TASK REQUIREMENTS –
Copy every entry exactly as given, minus the images.

EXTRACTED RECORDS –
* * *
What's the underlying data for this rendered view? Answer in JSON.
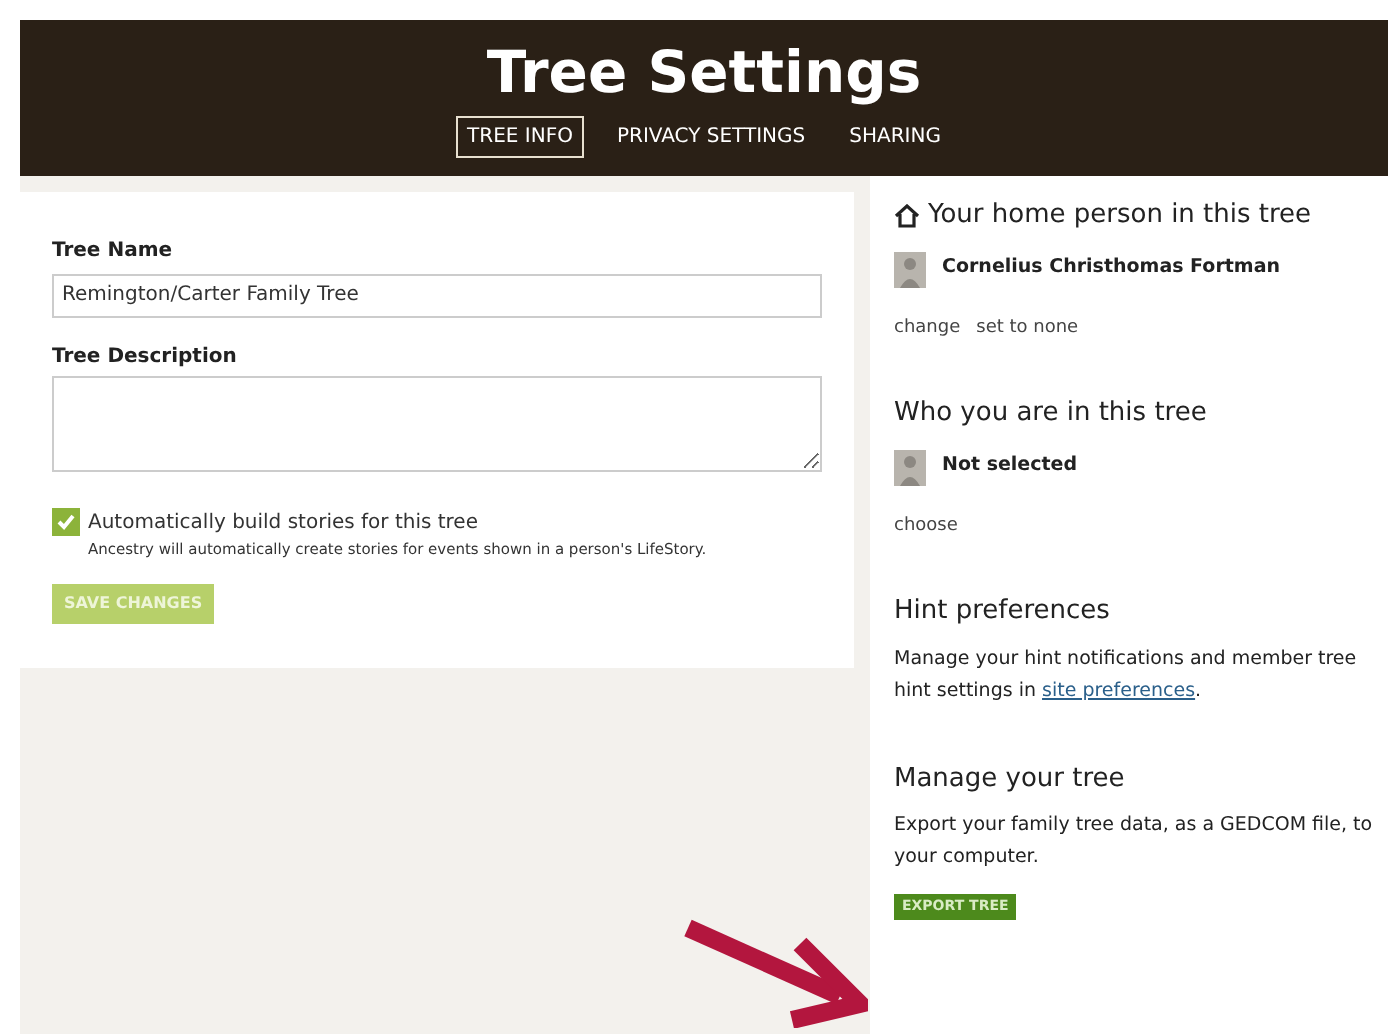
{
  "header": {
    "title": "Tree Settings"
  },
  "tabs": [
    {
      "label": "TREE INFO",
      "selected": true
    },
    {
      "label": "PRIVACY SETTINGS",
      "selected": false
    },
    {
      "label": "SHARING",
      "selected": false
    }
  ],
  "tree_form": {
    "name_label": "Tree Name",
    "name_value": "Remington/Carter Family Tree",
    "description_label": "Tree Description",
    "auto_stories": {
      "label": "Automatically build stories for this tree",
      "hint": "Ancestry will automatically create stories for events shown in a person's LifeStory.",
      "checked": true
    },
    "save_button": "SAVE CHANGES"
  },
  "home_person": {
    "title": "Your home person in this tree",
    "person": "Cornelius Christhomas Fortman",
    "links": [
      "change",
      "set to none"
    ]
  },
  "who_you_are": {
    "title": "Who you are in this tree",
    "person": "Not selected",
    "links": [
      "choose"
    ]
  },
  "hint_preferences": {
    "title": "Hint preferences",
    "text": "Manage your hint notifications and member tree hint settings in ",
    "link": "site preferences",
    "after": "."
  },
  "manage_tree": {
    "title": "Manage your tree",
    "text": "Export your family tree data, as a GEDCOM file, to your computer.",
    "button": "EXPORT TREE"
  }
}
* * *
ANSWER TO THIS EXERCISE –
What's the underlying data for this rendered view? Answer in JSON.
{
  "header": {
    "title": "Tree Settings"
  },
  "tabs": [
    {
      "label": "TREE INFO",
      "selected": true
    },
    {
      "label": "PRIVACY SETTINGS",
      "selected": false
    },
    {
      "label": "SHARING",
      "selected": false
    }
  ],
  "tree_form": {
    "name_label": "Tree Name",
    "name_value": "Remington/Carter Family Tree",
    "description_label": "Tree Description",
    "auto_stories": {
      "label": "Automatically build stories for this tree",
      "hint": "Ancestry will automatically create stories for events shown in a person's LifeStory.",
      "checked": true
    },
    "save_button": "SAVE CHANGES"
  },
  "home_person": {
    "title": "Your home person in this tree",
    "person": "Cornelius Christhomas Fortman",
    "links": [
      "change",
      "set to none"
    ]
  },
  "who_you_are": {
    "title": "Who you are in this tree",
    "person": "Not selected",
    "links": [
      "choose"
    ]
  },
  "hint_preferences": {
    "title": "Hint preferences",
    "text": "Manage your hint notifications and member tree hint settings in ",
    "link": "site preferences",
    "after": "."
  },
  "manage_tree": {
    "title": "Manage your tree",
    "text": "Export your family tree data, as a GEDCOM file, to your computer.",
    "button": "EXPORT TREE"
  }
}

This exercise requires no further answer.